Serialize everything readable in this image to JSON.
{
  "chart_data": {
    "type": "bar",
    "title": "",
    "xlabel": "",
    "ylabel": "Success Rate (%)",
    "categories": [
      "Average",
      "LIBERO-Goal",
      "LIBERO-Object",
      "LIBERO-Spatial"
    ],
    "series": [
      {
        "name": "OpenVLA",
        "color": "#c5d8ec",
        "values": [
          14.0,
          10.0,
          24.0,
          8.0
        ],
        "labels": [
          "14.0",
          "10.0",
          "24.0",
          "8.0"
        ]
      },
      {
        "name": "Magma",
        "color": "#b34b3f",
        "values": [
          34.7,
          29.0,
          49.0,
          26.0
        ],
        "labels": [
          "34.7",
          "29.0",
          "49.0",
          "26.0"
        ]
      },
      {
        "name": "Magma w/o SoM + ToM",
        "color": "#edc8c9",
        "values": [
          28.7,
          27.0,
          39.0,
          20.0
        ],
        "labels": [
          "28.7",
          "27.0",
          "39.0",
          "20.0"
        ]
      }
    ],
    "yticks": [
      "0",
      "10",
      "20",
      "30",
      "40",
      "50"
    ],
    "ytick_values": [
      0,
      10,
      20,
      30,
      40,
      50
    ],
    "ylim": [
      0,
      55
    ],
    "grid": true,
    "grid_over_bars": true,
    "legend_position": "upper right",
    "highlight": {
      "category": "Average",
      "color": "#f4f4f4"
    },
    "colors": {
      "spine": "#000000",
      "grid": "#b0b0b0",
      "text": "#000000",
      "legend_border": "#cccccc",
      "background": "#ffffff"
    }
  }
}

· · · · · · ·

** Challenge **
Provide an exact reproduction of all the entries shown above.

** Response **
Serialize everything readable in this image to JSON.
{
  "chart_data": {
    "type": "bar",
    "title": "",
    "xlabel": "",
    "ylabel": "Success Rate (%)",
    "categories": [
      "Average",
      "LIBERO-Goal",
      "LIBERO-Object",
      "LIBERO-Spatial"
    ],
    "series": [
      {
        "name": "OpenVLA",
        "color": "#c5d8ec",
        "values": [
          14.0,
          10.0,
          24.0,
          8.0
        ],
        "labels": [
          "14.0",
          "10.0",
          "24.0",
          "8.0"
        ]
      },
      {
        "name": "Magma",
        "color": "#b34b3f",
        "values": [
          34.7,
          29.0,
          49.0,
          26.0
        ],
        "labels": [
          "34.7",
          "29.0",
          "49.0",
          "26.0"
        ]
      },
      {
        "name": "Magma w/o SoM + ToM",
        "color": "#edc8c9",
        "values": [
          28.7,
          27.0,
          39.0,
          20.0
        ],
        "labels": [
          "28.7",
          "27.0",
          "39.0",
          "20.0"
        ]
      }
    ],
    "yticks": [
      "0",
      "10",
      "20",
      "30",
      "40",
      "50"
    ],
    "ytick_values": [
      0,
      10,
      20,
      30,
      40,
      50
    ],
    "ylim": [
      0,
      55
    ],
    "grid": true,
    "grid_over_bars": true,
    "legend_position": "upper right",
    "highlight": {
      "category": "Average",
      "color": "#f4f4f4"
    },
    "colors": {
      "spine": "#000000",
      "grid": "#b0b0b0",
      "text": "#000000",
      "legend_border": "#cccccc",
      "background": "#ffffff"
    }
  }
}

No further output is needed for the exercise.